■ PROBLEM STATEMENT:
Locate the line that contains "Serialize everything readable" in the entries below. Retype it and all following lines through the final one, character for character.

-- begin RECORDS FOR THIS EXERCISE --

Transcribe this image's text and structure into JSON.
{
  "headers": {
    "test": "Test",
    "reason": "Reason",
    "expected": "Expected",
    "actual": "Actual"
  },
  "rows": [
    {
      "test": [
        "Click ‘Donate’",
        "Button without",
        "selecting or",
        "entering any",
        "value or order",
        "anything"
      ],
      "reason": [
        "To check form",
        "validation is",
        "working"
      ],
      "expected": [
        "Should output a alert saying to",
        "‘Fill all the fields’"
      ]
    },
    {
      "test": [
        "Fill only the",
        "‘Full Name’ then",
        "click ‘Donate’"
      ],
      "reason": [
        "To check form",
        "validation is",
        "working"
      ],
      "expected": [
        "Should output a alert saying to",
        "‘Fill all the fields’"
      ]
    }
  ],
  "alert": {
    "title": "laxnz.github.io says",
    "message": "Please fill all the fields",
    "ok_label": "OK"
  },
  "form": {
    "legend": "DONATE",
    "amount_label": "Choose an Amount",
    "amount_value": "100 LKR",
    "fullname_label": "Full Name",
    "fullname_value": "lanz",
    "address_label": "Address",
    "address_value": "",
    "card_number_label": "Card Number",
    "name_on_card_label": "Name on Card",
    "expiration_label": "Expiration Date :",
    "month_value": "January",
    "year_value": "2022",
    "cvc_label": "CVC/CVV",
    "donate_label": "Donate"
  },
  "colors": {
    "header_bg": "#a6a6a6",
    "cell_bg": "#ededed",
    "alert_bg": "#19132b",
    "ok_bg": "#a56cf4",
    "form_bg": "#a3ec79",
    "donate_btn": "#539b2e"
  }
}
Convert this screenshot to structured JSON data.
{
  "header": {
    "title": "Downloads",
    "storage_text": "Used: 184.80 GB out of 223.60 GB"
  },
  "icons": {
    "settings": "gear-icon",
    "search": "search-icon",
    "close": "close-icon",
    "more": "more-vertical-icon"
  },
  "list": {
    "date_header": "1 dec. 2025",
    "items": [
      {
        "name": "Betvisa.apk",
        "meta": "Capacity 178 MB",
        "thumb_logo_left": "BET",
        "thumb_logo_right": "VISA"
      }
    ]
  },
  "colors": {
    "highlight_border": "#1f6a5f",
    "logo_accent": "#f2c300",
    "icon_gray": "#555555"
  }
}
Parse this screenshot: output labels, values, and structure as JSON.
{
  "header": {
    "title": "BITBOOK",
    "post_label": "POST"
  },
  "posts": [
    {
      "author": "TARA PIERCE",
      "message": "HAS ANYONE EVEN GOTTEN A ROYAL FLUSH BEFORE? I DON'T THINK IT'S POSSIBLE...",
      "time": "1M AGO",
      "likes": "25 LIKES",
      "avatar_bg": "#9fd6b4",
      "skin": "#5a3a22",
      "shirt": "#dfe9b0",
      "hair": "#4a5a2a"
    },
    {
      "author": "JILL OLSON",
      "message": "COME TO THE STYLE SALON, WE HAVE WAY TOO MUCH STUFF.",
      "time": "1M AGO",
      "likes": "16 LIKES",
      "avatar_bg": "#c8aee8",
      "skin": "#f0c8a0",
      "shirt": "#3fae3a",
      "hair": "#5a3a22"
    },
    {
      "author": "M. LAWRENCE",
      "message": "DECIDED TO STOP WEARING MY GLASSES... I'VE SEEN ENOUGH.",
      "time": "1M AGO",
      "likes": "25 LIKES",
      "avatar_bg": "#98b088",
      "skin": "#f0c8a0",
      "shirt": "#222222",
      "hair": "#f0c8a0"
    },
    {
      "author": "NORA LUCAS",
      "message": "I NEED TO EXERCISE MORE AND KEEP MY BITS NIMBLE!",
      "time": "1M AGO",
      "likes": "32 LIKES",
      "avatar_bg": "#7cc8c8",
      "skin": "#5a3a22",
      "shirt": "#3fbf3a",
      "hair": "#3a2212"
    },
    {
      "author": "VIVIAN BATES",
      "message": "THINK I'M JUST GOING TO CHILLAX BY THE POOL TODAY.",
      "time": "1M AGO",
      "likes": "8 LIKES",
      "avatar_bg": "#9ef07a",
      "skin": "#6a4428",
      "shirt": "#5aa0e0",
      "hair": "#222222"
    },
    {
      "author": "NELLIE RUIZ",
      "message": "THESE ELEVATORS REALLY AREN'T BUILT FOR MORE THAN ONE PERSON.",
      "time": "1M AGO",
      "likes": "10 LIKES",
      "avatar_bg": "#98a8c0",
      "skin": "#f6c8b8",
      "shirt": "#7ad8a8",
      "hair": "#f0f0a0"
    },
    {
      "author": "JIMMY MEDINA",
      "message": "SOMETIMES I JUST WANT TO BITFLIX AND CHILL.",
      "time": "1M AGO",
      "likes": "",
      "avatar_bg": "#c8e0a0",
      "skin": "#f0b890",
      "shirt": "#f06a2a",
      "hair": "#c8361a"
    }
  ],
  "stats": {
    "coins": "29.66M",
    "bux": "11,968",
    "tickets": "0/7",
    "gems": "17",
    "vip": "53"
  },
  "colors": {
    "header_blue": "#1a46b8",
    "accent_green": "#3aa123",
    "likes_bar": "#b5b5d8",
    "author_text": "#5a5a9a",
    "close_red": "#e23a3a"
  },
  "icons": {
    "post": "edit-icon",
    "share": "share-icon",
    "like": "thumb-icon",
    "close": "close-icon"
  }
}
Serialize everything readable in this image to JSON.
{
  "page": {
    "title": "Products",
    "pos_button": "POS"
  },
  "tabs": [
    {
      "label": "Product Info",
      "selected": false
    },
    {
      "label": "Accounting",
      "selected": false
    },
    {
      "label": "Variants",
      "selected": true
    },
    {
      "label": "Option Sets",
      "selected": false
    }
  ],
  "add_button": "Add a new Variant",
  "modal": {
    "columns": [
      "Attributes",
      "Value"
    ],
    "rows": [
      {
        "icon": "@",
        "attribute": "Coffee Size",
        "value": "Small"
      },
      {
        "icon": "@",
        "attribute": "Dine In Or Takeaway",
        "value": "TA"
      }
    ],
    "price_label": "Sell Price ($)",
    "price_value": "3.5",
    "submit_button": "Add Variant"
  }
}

-- end RECORDS FOR THIS EXERCISE --

■ RESPONSE TO THE EXERCISE:
Serialize everything readable in this image to JSON.
{
  "page": {
    "title": "Products",
    "pos_button": "POS"
  },
  "tabs": [
    {
      "label": "Product Info",
      "selected": false
    },
    {
      "label": "Accounting",
      "selected": false
    },
    {
      "label": "Variants",
      "selected": true
    },
    {
      "label": "Option Sets",
      "selected": false
    }
  ],
  "add_button": "Add a new Variant",
  "modal": {
    "columns": [
      "Attributes",
      "Value"
    ],
    "rows": [
      {
        "icon": "@",
        "attribute": "Coffee Size",
        "value": "Small"
      },
      {
        "icon": "@",
        "attribute": "Dine In Or Takeaway",
        "value": "TA"
      }
    ],
    "price_label": "Sell Price ($)",
    "price_value": "3.5",
    "submit_button": "Add Variant"
  }
}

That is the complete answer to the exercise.